- [Work to complete] From the listing below, extract every line in which the word "положительных" appears.

━━━━━ Excerpted data ━━━━━

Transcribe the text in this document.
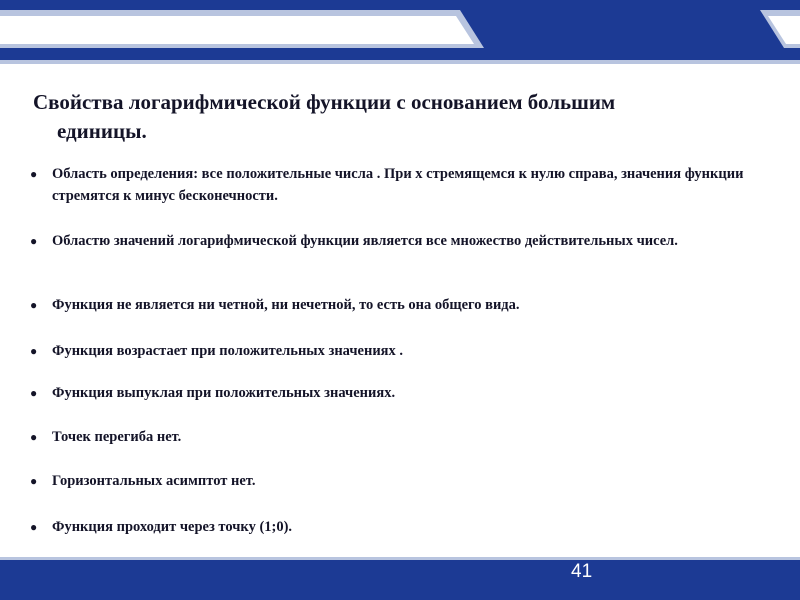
Свойства логарифмической функции с основанием большим
единицы.
●	Область определения: все положительные числа . При х стремящемся к нулю справа, значения функции стремятся к минус бесконечности.
●	Областю значений логарифмической функции является все множество действительных чисел.
●	Функция не является ни четной, ни нечетной, то есть она общего вида.
●	Функция возрастает при положительных значениях .
●	Функция выпуклая при положительных значениях.
●	Точек перегиба нет.
●	Горизонтальных асимптот нет.
●	Функция проходит через точку (1;0).
41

━━━━━

- [Exercise answer]
●	Функция возрастает при положительных значениях .
●	Функция выпуклая при положительных значениях.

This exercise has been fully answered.